Instrução A
De acordo com a notícia sobre o serviço advocatício, qual lei específica rege o trabalho do advogado?
Instrução B
Prossiga a notícia sobre o serviço advocatício a partir da última frase apresentada.

━━━ Trecho fornecido ━━━

Serviço advocatício não envolve relação de consumo
A atividade profissional desenvolvida por advogado não caracteriza
relação de consumo. A conclusão unânime é da Quarta Turma do Superior
Tribunal de Justiça (STJ). Segundo o ministro Cesar Asfor Rocha,
relator do processo, além de ser regido por uma norma específica (Lei
8.906/94), o trabalho advocatício não é uma atividade fornecida no
mercado de consumo. Dessa forma, não incide o Código de Defesa do
Consumidor (CDC) nas ações que tratam de trabalho advocatício.

━━━ Dados exibidos ━━━

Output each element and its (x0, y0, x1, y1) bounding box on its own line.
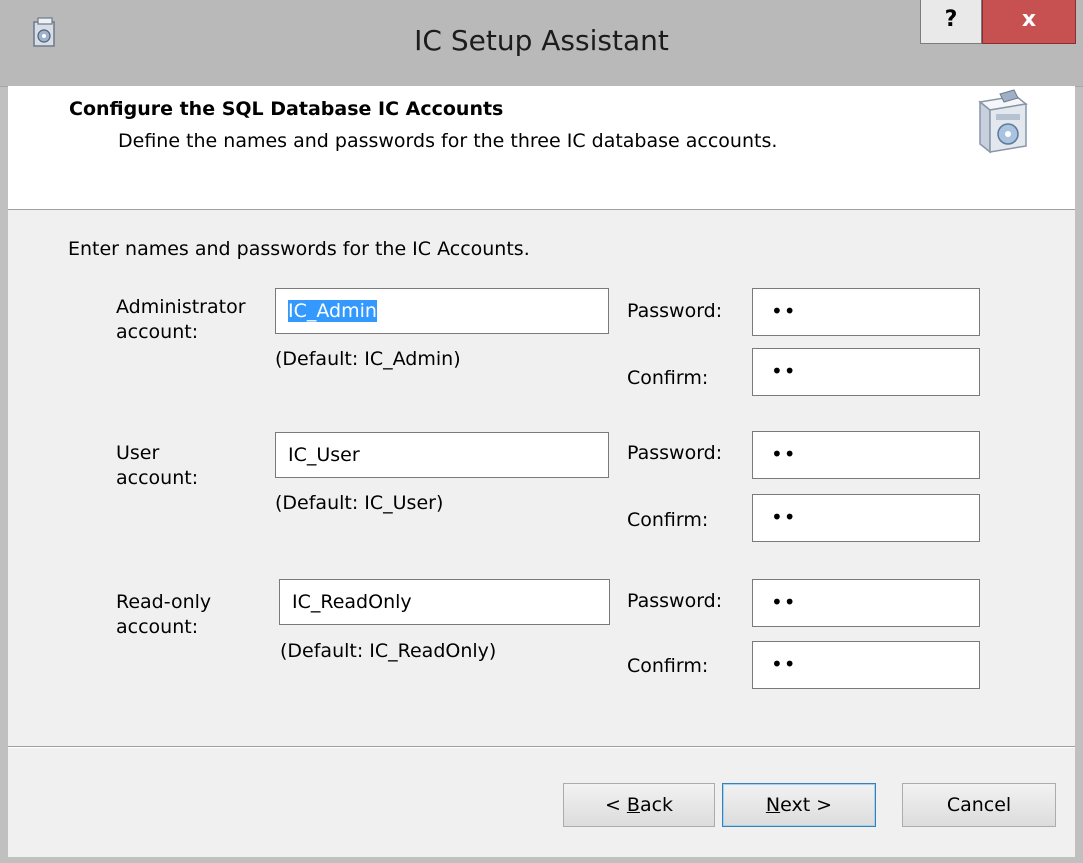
user-account-label-line1: User (116, 442, 160, 464)
user-default-hint: (Default: IC_User) (275, 492, 444, 514)
readonly-account-label-line1: Read-only (116, 591, 212, 613)
user-account-input[interactable]: IC_User (275, 432, 609, 478)
admin-confirm-mask: •• (771, 359, 797, 383)
footer-separator (8, 746, 1075, 748)
user-confirm-mask: •• (771, 505, 797, 529)
user-confirm-field[interactable]: •• (752, 494, 980, 542)
header-panel: Configure the SQL Database IC Accounts D… (8, 86, 1075, 210)
admin-password-field[interactable]: •• (752, 288, 980, 336)
back-button[interactable]: < Back (563, 783, 715, 827)
readonly-confirm-field[interactable]: •• (752, 641, 980, 689)
admin-account-input[interactable]: IC_Admin (275, 288, 609, 334)
user-password-field[interactable]: •• (752, 431, 980, 479)
intro-text: Enter names and passwords for the IC Acc… (68, 238, 530, 260)
readonly-default-hint: (Default: IC_ReadOnly) (280, 640, 497, 662)
next-button-mnemonic: N (765, 794, 781, 816)
readonly-account-input[interactable]: IC_ReadOnly (279, 579, 610, 625)
readonly-password-mask: •• (771, 590, 797, 614)
page-title: Configure the SQL Database IC Accounts (69, 98, 504, 120)
readonly-password-field[interactable]: •• (752, 579, 980, 627)
admin-confirm-field[interactable]: •• (752, 348, 980, 396)
software-box-icon (978, 89, 1028, 154)
next-button[interactable]: Next > (722, 783, 876, 827)
back-button-prefix: < (604, 794, 627, 816)
admin-account-label-line2: account: (116, 321, 199, 343)
back-button-suffix: ack (639, 794, 674, 816)
title-bar: IC Setup Assistant ? x (0, 0, 1083, 87)
close-button[interactable]: x (982, 0, 1076, 44)
readonly-password-label: Password: (627, 590, 723, 612)
user-password-label: Password: (627, 442, 723, 464)
admin-password-mask: •• (771, 299, 797, 323)
admin-default-hint: (Default: IC_Admin) (275, 348, 461, 370)
page-subtitle: Define the names and passwords for the t… (118, 130, 778, 152)
back-button-mnemonic: B (626, 794, 640, 816)
dialog-body: Configure the SQL Database IC Accounts D… (8, 86, 1075, 857)
user-account-label-line2: account: (116, 467, 199, 489)
admin-account-label-line1: Administrator (116, 296, 246, 318)
cancel-button[interactable]: Cancel (902, 783, 1056, 827)
admin-password-label: Password: (627, 300, 723, 322)
user-confirm-label: Confirm: (627, 509, 709, 531)
admin-account-value: IC_Admin (288, 300, 377, 322)
readonly-confirm-label: Confirm: (627, 655, 709, 677)
help-button[interactable]: ? (920, 0, 982, 44)
admin-confirm-label: Confirm: (627, 367, 709, 389)
user-password-mask: •• (771, 442, 797, 466)
next-button-suffix: ext > (780, 794, 833, 816)
readonly-confirm-mask: •• (771, 652, 797, 676)
readonly-account-label-line2: account: (116, 616, 199, 638)
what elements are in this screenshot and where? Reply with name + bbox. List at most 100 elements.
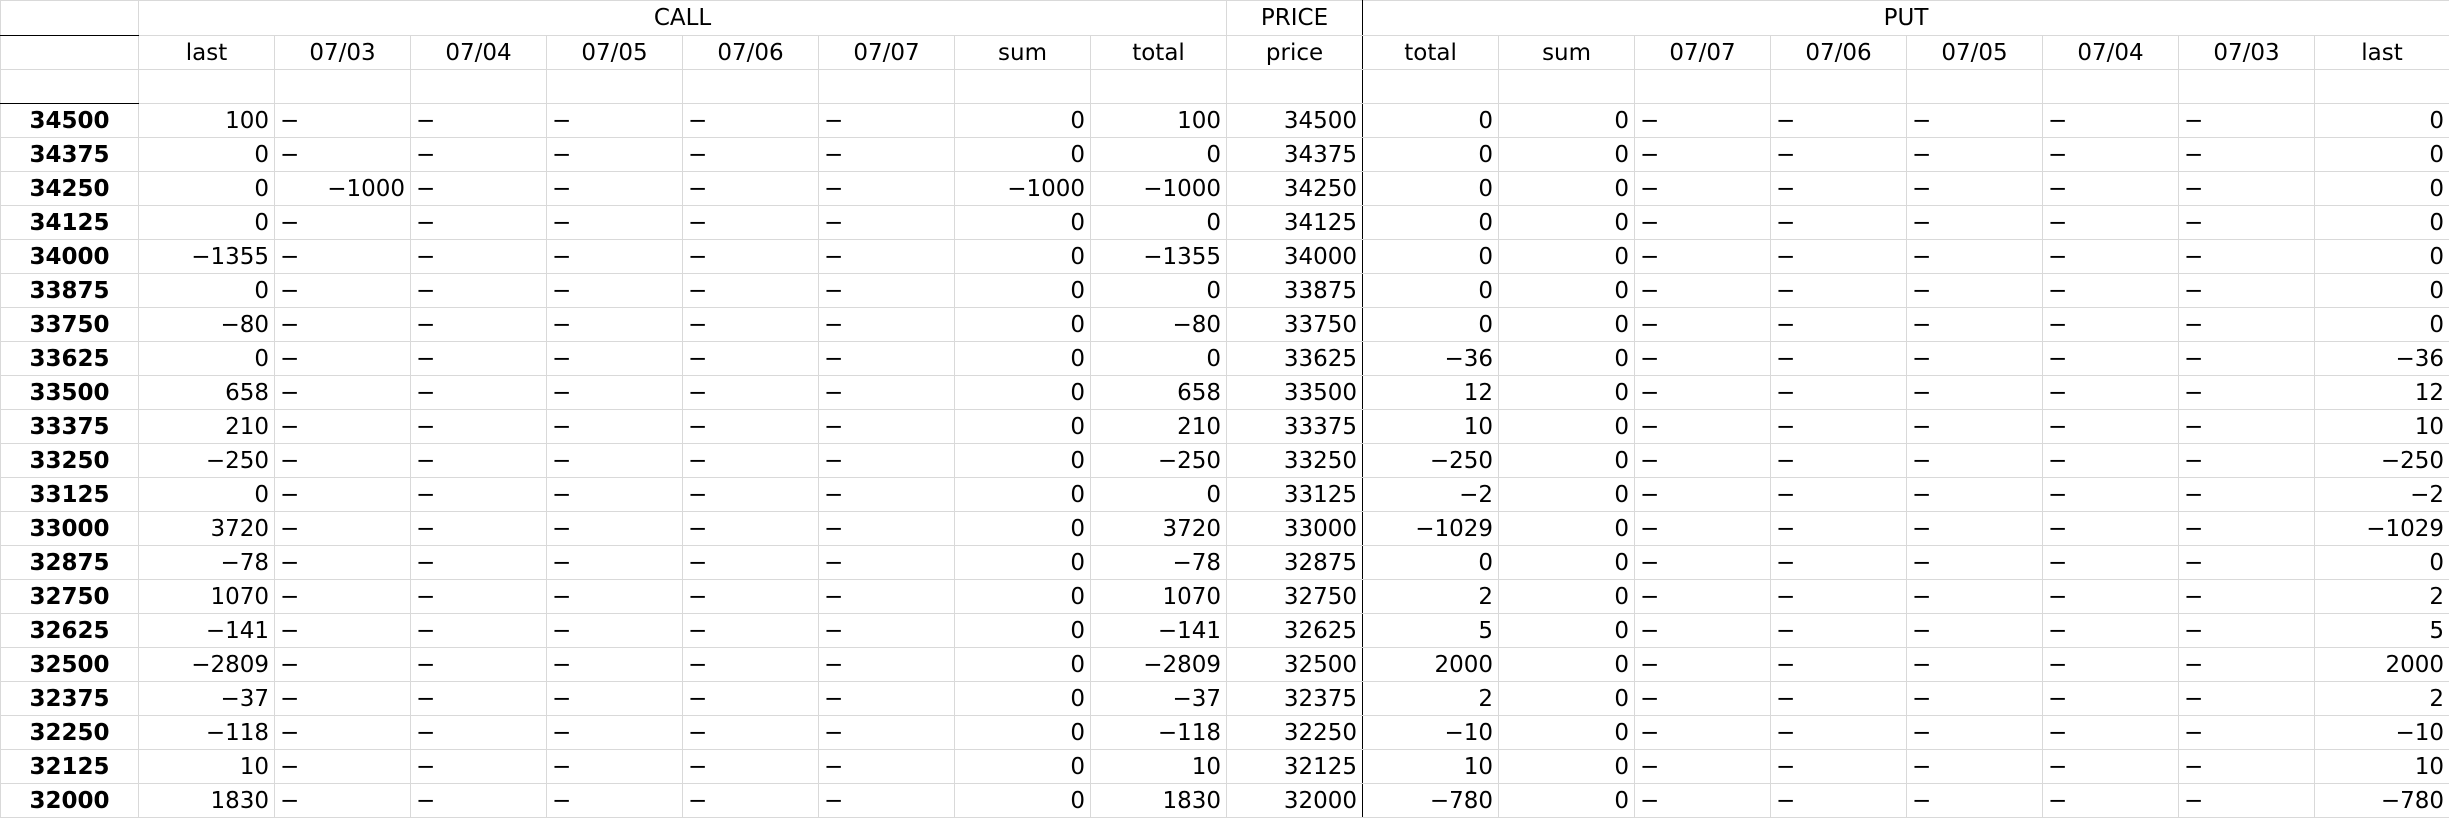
data-cell[interactable]: 33125 xyxy=(1227,478,1363,512)
data-cell[interactable]: − xyxy=(2179,308,2315,342)
data-cell[interactable]: − xyxy=(1907,478,2043,512)
row-label-cell[interactable]: 32000 xyxy=(1,784,139,818)
data-cell[interactable]: − xyxy=(819,240,955,274)
data-cell[interactable]: − xyxy=(1635,546,1771,580)
data-cell[interactable]: − xyxy=(2043,716,2179,750)
data-cell[interactable]: − xyxy=(819,546,955,580)
data-cell[interactable]: − xyxy=(411,444,547,478)
data-cell[interactable]: − xyxy=(683,410,819,444)
data-cell[interactable]: 0 xyxy=(1363,308,1499,342)
data-cell[interactable]: − xyxy=(547,172,683,206)
column-header[interactable]: price xyxy=(1227,36,1363,70)
row-label-cell[interactable]: 32875 xyxy=(1,546,139,580)
data-cell[interactable]: 0 xyxy=(1091,274,1227,308)
data-cell[interactable]: − xyxy=(683,104,819,138)
data-cell[interactable]: 658 xyxy=(1091,376,1227,410)
data-cell[interactable]: 33750 xyxy=(1227,308,1363,342)
data-cell[interactable]: − xyxy=(683,478,819,512)
column-header[interactable]: 07/04 xyxy=(411,36,547,70)
data-cell[interactable]: − xyxy=(1635,682,1771,716)
data-cell[interactable]: − xyxy=(275,274,411,308)
data-cell[interactable]: 0 xyxy=(1499,274,1635,308)
data-cell[interactable]: − xyxy=(2179,274,2315,308)
column-header[interactable]: 07/06 xyxy=(1771,36,1907,70)
data-cell[interactable]: 0 xyxy=(1363,274,1499,308)
data-cell[interactable]: − xyxy=(1907,682,2043,716)
data-cell[interactable]: 0 xyxy=(955,750,1091,784)
data-cell[interactable]: 0 xyxy=(2315,546,2449,580)
data-cell[interactable]: − xyxy=(1635,512,1771,546)
data-cell[interactable]: − xyxy=(819,342,955,376)
data-cell[interactable]: − xyxy=(1907,648,2043,682)
data-cell[interactable]: − xyxy=(1907,444,2043,478)
data-cell[interactable]: −78 xyxy=(139,546,275,580)
data-cell[interactable]: − xyxy=(411,750,547,784)
data-cell[interactable]: − xyxy=(819,750,955,784)
row-label-cell[interactable]: 33000 xyxy=(1,512,139,546)
data-cell[interactable]: 32000 xyxy=(1227,784,1363,818)
data-cell[interactable]: 0 xyxy=(1499,648,1635,682)
data-cell[interactable]: 0 xyxy=(955,308,1091,342)
data-cell[interactable]: − xyxy=(683,274,819,308)
data-cell[interactable]: − xyxy=(1771,614,1907,648)
data-cell[interactable]: − xyxy=(411,410,547,444)
data-cell[interactable]: − xyxy=(1907,104,2043,138)
data-cell[interactable]: −36 xyxy=(2315,342,2449,376)
row-header-blank[interactable] xyxy=(1,36,139,70)
data-cell[interactable]: − xyxy=(819,376,955,410)
data-cell[interactable]: − xyxy=(1907,750,2043,784)
data-cell[interactable]: − xyxy=(411,308,547,342)
data-cell[interactable]: 0 xyxy=(955,444,1091,478)
data-cell[interactable]: − xyxy=(2043,512,2179,546)
data-cell[interactable]: −250 xyxy=(1363,444,1499,478)
data-cell[interactable]: 2 xyxy=(1363,682,1499,716)
data-cell[interactable]: − xyxy=(547,274,683,308)
data-cell[interactable]: − xyxy=(2179,614,2315,648)
corner-cell[interactable] xyxy=(1,1,139,36)
data-cell[interactable]: − xyxy=(275,342,411,376)
data-cell[interactable]: − xyxy=(2043,138,2179,172)
data-cell[interactable]: − xyxy=(1771,206,1907,240)
empty-cell[interactable] xyxy=(2043,70,2179,104)
data-cell[interactable]: 0 xyxy=(139,138,275,172)
data-cell[interactable]: − xyxy=(819,274,955,308)
row-label-cell[interactable]: 33875 xyxy=(1,274,139,308)
data-cell[interactable]: − xyxy=(411,512,547,546)
data-cell[interactable]: − xyxy=(1907,308,2043,342)
data-cell[interactable]: − xyxy=(2043,580,2179,614)
data-cell[interactable]: − xyxy=(275,750,411,784)
data-cell[interactable]: − xyxy=(1771,172,1907,206)
data-cell[interactable]: − xyxy=(819,784,955,818)
data-cell[interactable]: 0 xyxy=(139,342,275,376)
data-cell[interactable]: 0 xyxy=(1363,138,1499,172)
data-cell[interactable]: − xyxy=(2179,512,2315,546)
data-cell[interactable]: − xyxy=(683,682,819,716)
data-cell[interactable]: − xyxy=(1635,784,1771,818)
data-cell[interactable]: − xyxy=(1771,716,1907,750)
data-cell[interactable]: −1000 xyxy=(955,172,1091,206)
data-cell[interactable]: − xyxy=(547,614,683,648)
data-cell[interactable]: − xyxy=(1635,716,1771,750)
data-cell[interactable]: − xyxy=(1771,138,1907,172)
data-cell[interactable]: − xyxy=(2179,240,2315,274)
data-cell[interactable]: − xyxy=(275,376,411,410)
column-header[interactable]: 07/03 xyxy=(2179,36,2315,70)
data-cell[interactable]: − xyxy=(683,512,819,546)
data-cell[interactable]: 33375 xyxy=(1227,410,1363,444)
data-cell[interactable]: −2809 xyxy=(139,648,275,682)
data-cell[interactable]: − xyxy=(1635,580,1771,614)
data-cell[interactable]: −2 xyxy=(1363,478,1499,512)
data-cell[interactable]: −780 xyxy=(2315,784,2449,818)
data-cell[interactable]: 10 xyxy=(1363,410,1499,444)
data-cell[interactable]: −118 xyxy=(1091,716,1227,750)
data-cell[interactable]: − xyxy=(1771,444,1907,478)
data-cell[interactable]: − xyxy=(1907,546,2043,580)
data-cell[interactable]: − xyxy=(683,308,819,342)
column-header[interactable]: 07/03 xyxy=(275,36,411,70)
data-cell[interactable]: −141 xyxy=(1091,614,1227,648)
data-cell[interactable]: 1070 xyxy=(139,580,275,614)
data-cell[interactable]: 34375 xyxy=(1227,138,1363,172)
data-cell[interactable]: −37 xyxy=(1091,682,1227,716)
data-cell[interactable]: − xyxy=(2043,308,2179,342)
data-cell[interactable]: − xyxy=(411,682,547,716)
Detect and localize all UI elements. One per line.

━━━

Resposta final A
A Lei 8.906/94.

Resposta final B
Os ministros da Quarta Turma rejeitaram o recurso interposto por
Célia Maria Peixoto Araújo contra o advogado Gilberto Campos Tirado, do
Rio de Janeiro. Célia Araújo e Gilberto Tirado firmaram um contrato, no
dia 14 de julho de 1999, para que o advogado entrasse com uma ação
solicitando uma autorização para que Célia Araújo pudesse alienar dois
imóveis de sua propriedade.
No contrato, eles estabeleceram como honorários advocatícios dez
por cento do valor da avaliação judicial dos imóveis com um mínimo de
R$ 5 mil, valor que foi pago no dia 30 de julho do mesmo ano. Gilberto
Tirado entrou com a ação no dia 16 de julho (dois dias após o
contrato).
No entanto, no dia 30 de julho de 2000, o advogado foi surpreendido por
um telegrama de sua cliente. Na correspondência, Célia Araújo destituiu
Gilberto Tirado revogando a procuração conferida ao profissional sem
justificativa. Gilberto Tirado procurou a ex-cliente para receber o
valor acordado, sem sucesso.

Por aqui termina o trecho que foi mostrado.